Work required: Go through the material below and copy all lines with "Freundschaft".

Provided data:
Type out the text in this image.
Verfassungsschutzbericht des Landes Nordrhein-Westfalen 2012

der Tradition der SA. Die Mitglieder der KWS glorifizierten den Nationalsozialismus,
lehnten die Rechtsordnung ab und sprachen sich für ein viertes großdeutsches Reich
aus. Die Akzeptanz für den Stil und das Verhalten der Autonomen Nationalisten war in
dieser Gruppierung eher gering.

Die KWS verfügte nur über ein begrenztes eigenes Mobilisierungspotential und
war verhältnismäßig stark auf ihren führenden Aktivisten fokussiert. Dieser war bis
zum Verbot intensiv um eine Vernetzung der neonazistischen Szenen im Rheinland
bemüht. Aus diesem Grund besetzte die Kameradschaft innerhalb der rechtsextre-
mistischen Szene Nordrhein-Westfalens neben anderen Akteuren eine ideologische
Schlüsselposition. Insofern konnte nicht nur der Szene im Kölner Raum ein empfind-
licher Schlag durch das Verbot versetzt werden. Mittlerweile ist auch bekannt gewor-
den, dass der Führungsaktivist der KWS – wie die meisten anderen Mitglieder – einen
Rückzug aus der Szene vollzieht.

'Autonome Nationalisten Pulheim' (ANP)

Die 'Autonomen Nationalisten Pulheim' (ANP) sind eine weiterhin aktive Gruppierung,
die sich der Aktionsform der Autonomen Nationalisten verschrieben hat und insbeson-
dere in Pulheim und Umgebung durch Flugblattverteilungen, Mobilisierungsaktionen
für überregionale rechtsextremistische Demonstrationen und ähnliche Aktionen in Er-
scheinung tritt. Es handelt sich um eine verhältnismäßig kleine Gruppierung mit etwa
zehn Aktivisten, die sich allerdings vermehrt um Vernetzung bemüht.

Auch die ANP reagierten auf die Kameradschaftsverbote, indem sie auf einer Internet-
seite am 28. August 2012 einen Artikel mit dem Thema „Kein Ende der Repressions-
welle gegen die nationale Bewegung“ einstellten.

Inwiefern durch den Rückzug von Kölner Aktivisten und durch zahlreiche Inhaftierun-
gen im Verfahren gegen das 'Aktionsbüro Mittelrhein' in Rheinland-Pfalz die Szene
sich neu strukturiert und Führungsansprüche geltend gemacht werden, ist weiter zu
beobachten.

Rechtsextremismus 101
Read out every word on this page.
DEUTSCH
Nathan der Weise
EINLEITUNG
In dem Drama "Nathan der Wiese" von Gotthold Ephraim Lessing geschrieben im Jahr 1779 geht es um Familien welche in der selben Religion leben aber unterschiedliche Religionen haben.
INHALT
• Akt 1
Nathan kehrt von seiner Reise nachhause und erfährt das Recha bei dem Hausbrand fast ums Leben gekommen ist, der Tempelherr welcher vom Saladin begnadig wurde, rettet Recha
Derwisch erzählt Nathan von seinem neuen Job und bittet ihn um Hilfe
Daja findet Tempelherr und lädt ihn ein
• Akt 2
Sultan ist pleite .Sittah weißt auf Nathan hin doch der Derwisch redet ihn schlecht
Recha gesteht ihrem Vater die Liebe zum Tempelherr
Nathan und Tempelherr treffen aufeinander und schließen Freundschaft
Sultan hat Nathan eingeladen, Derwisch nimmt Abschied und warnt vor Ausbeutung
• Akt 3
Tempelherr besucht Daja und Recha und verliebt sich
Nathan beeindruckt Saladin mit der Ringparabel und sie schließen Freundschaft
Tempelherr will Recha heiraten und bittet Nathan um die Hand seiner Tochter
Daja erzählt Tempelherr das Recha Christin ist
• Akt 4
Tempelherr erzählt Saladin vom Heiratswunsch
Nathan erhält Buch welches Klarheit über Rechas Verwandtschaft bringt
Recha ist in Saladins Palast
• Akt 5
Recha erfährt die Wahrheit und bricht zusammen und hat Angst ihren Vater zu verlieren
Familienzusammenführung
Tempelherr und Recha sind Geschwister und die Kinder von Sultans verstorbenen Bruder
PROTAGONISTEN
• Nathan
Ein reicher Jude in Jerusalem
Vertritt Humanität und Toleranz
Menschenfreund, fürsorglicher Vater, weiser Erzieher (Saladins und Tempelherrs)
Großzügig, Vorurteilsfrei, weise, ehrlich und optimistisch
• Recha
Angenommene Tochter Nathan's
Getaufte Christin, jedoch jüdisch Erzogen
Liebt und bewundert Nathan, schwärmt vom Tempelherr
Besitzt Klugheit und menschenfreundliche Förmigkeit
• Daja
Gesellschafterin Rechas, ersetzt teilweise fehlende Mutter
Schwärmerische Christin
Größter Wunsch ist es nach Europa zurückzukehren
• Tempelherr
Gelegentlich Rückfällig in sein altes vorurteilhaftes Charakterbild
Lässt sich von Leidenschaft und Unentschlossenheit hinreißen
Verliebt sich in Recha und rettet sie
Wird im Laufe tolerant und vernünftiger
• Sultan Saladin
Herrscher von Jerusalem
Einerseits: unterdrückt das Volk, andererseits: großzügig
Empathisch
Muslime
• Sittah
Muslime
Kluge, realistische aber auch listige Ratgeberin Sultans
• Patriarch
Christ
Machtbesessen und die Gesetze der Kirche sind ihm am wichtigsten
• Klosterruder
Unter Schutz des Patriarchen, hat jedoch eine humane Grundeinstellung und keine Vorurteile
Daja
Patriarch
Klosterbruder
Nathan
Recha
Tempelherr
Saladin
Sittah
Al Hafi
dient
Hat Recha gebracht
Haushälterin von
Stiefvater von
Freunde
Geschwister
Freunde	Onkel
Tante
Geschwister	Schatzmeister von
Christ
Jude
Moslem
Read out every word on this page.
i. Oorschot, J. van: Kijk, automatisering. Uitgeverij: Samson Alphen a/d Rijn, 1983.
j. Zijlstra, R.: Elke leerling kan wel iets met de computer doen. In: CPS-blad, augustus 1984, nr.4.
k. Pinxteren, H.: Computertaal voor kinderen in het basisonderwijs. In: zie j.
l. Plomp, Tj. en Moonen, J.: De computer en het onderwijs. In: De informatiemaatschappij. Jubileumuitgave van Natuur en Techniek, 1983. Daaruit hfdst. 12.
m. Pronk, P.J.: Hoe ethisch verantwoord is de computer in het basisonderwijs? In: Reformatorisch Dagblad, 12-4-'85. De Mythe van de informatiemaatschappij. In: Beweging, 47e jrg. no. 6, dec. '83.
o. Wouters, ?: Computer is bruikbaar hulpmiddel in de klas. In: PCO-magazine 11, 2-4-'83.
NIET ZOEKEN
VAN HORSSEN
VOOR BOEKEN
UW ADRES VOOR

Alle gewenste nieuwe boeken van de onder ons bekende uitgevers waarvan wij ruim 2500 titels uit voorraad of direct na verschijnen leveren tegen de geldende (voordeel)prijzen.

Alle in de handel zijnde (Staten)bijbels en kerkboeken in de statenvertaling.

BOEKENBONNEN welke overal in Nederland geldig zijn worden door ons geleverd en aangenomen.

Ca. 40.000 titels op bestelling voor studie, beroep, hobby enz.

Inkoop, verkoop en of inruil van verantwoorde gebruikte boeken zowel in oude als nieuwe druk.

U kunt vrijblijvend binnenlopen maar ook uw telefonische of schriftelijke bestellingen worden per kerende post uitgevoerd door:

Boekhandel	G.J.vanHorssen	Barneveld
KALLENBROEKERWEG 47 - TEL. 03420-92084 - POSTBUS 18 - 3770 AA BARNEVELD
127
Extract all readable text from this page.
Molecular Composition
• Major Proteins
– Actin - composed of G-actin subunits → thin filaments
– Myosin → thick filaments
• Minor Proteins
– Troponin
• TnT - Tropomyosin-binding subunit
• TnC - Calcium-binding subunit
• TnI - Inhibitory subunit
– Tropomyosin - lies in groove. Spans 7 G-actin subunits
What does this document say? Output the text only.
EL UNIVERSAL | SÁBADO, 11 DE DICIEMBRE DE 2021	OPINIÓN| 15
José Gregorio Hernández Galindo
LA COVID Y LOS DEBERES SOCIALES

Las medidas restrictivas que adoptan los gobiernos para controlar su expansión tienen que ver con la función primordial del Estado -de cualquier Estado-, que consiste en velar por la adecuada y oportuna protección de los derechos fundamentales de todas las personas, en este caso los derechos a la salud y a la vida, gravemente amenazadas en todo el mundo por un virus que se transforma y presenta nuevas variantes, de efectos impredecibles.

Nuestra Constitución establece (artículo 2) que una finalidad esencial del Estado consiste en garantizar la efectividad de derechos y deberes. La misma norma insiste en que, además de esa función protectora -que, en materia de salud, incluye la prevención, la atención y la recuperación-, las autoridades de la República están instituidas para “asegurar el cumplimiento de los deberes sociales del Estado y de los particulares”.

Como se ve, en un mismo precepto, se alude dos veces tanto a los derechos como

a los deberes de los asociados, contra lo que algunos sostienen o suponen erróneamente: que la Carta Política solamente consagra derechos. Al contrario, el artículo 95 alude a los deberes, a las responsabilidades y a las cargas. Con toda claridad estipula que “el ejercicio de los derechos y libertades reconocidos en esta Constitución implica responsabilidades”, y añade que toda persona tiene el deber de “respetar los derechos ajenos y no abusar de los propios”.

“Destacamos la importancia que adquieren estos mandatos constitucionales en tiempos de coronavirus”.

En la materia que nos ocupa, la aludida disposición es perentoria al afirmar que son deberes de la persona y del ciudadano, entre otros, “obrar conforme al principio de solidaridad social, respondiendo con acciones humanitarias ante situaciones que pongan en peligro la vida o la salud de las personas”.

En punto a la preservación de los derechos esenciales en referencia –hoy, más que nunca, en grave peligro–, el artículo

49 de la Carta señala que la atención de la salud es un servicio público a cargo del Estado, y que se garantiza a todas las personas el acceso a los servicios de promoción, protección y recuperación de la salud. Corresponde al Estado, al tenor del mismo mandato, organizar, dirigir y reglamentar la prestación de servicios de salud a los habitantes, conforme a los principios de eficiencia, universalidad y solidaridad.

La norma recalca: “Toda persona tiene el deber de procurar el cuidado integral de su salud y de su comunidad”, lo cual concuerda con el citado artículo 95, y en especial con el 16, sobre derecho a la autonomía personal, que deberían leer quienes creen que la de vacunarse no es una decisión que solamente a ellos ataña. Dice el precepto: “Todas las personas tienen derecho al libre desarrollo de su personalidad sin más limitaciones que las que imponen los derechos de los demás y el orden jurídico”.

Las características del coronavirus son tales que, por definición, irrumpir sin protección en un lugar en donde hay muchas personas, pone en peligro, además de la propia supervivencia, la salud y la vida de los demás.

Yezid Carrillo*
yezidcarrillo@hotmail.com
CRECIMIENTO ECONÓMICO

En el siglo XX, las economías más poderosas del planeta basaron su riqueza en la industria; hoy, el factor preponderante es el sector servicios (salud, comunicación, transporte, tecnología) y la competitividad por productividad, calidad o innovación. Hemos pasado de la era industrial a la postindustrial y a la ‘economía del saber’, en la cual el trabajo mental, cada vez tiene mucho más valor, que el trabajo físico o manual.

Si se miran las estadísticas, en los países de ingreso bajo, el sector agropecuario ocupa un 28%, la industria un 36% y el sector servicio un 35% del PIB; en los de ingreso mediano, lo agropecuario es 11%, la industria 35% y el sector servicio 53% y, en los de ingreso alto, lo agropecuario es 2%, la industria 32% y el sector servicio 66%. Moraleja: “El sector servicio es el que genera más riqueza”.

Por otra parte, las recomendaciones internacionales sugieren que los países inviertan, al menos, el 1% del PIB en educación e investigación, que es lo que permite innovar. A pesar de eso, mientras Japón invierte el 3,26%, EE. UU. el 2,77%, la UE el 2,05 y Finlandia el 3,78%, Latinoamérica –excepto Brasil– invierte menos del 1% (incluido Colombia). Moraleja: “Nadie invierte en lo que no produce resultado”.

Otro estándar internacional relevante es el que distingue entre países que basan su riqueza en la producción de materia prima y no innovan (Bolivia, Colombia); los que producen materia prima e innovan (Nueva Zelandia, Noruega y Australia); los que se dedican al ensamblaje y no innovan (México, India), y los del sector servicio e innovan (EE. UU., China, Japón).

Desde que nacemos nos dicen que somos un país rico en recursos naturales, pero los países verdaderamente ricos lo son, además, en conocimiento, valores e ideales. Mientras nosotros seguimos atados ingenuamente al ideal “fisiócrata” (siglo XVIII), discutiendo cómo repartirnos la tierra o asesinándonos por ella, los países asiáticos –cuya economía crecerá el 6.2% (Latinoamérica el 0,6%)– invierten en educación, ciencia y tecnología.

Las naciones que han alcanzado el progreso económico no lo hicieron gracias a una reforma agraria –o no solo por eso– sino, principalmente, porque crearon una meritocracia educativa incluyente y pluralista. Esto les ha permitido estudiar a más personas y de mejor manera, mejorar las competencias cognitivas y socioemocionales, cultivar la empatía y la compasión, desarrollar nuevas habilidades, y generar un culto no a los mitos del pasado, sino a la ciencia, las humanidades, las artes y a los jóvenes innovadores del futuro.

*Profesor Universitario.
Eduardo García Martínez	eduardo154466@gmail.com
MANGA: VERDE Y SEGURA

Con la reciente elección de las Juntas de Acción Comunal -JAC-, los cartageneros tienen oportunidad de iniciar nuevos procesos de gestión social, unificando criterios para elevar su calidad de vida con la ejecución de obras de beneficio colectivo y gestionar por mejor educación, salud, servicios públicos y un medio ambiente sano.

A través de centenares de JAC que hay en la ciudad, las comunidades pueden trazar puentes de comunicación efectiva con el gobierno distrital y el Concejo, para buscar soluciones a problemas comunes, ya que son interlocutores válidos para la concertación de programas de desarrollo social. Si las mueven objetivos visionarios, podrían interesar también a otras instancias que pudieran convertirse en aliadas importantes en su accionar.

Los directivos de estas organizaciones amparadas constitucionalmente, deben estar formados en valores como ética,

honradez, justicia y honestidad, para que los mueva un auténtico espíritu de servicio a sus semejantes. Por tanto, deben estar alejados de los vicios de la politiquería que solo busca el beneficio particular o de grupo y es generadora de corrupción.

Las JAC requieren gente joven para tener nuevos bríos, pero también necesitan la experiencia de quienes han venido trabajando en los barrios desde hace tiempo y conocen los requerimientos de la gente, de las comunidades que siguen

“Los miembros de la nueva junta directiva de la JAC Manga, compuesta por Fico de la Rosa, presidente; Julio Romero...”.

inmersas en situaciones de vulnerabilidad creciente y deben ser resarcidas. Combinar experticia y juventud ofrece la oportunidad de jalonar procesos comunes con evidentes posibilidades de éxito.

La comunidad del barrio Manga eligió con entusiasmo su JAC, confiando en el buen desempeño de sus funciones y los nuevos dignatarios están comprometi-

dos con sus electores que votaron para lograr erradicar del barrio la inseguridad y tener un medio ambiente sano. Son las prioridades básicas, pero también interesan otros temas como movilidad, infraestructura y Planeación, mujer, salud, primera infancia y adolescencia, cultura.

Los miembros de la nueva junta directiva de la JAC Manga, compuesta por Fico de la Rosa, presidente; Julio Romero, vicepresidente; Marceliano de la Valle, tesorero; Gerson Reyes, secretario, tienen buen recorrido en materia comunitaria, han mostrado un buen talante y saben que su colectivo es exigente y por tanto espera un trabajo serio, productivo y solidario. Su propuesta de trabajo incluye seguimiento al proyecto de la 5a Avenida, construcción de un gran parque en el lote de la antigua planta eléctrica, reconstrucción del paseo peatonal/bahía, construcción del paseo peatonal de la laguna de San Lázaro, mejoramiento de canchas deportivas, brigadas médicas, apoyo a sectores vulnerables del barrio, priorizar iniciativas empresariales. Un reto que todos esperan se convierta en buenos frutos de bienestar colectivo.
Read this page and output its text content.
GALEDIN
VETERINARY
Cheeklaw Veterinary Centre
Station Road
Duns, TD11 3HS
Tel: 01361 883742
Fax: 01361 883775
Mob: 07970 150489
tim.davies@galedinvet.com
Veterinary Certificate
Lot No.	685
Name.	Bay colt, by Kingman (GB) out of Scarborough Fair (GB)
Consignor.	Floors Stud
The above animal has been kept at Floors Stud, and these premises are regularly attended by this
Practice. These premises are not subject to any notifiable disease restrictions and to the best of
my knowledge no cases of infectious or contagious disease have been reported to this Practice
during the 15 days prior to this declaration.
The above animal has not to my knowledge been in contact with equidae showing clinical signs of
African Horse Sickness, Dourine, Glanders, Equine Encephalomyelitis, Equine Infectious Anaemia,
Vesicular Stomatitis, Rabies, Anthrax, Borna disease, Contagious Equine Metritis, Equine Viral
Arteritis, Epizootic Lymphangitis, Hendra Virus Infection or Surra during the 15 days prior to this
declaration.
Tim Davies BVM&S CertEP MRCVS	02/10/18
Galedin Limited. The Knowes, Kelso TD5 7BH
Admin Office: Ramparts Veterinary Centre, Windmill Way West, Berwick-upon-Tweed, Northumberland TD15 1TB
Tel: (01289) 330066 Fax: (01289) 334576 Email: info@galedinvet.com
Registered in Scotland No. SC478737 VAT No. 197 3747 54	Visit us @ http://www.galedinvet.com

Output:
Nathan und Tempelherr treffen aufeinander und schließen Freundschaft
Nathan beeindruckt Saladin mit der Ringparabel und sie schließen Freundschaft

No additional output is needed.